OBJECTIVE:
Return each line containing "this".

PROVIDED ENTRIES:
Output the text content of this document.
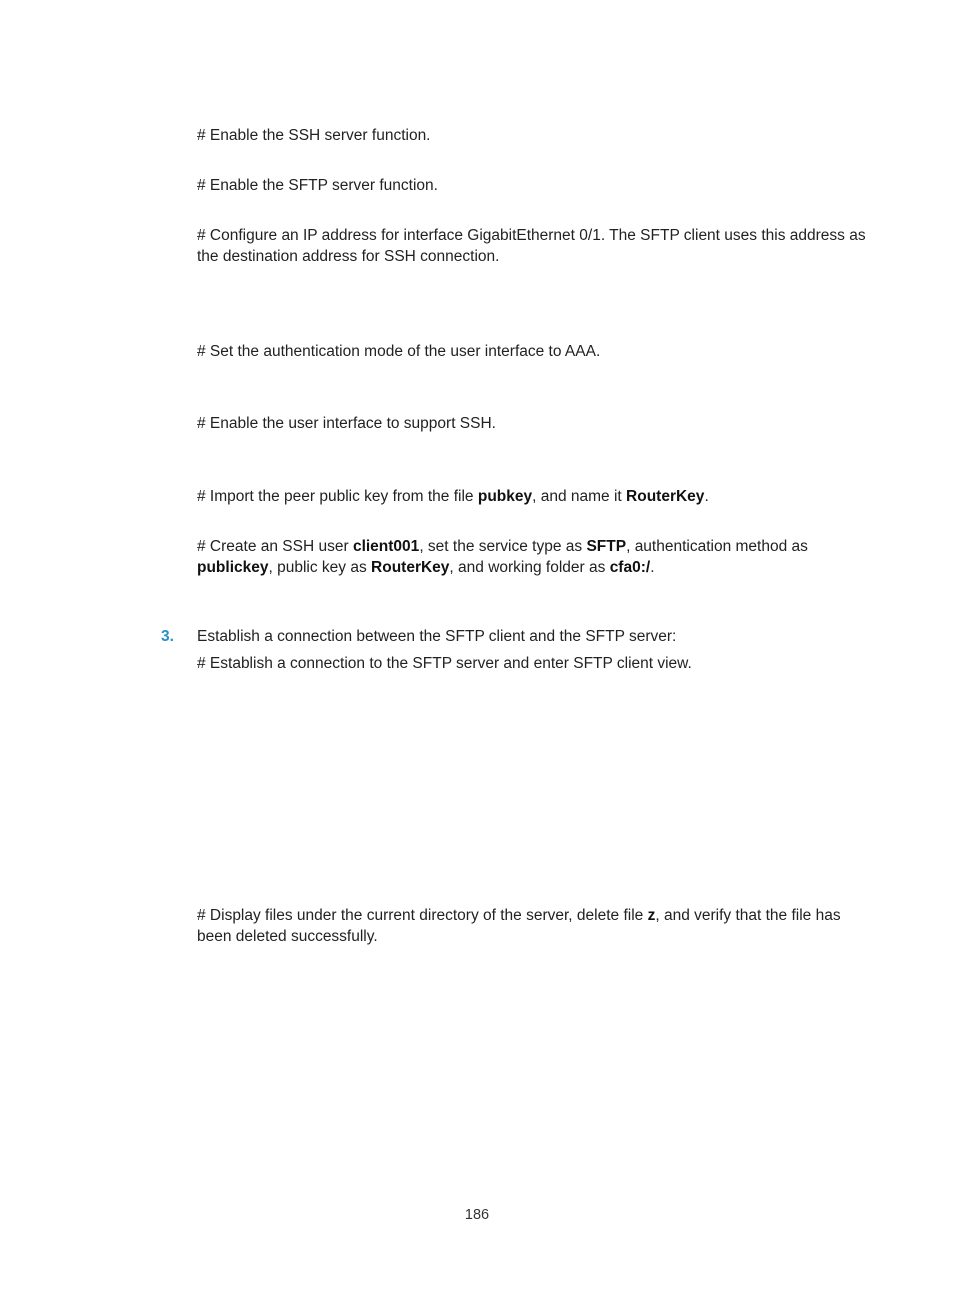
# Enable the SSH server function.

# Enable the SFTP server function.

# Configure an IP address for interface GigabitEthernet 0/1. The SFTP client uses this address as the destination address for SSH connection.

# Set the authentication mode of the user interface to AAA.

# Enable the user interface to support SSH.

# Import the peer public key from the file pubkey, and name it RouterKey.

# Create an SSH user client001, set the service type as SFTP, authentication method as publickey, public key as RouterKey, and working folder as cfa0:/.

3. Establish a connection between the SFTP client and the SFTP server:

# Establish a connection to the SFTP server and enter SFTP client view.

# Display files under the current directory of the server, delete file z, and verify that the file has been deleted successfully.

186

SOLVED PROBLEM:
Output the text content of this document.
# Configure an IP address for interface GigabitEthernet 0/1. The SFTP client uses this address as the destination address for SSH connection.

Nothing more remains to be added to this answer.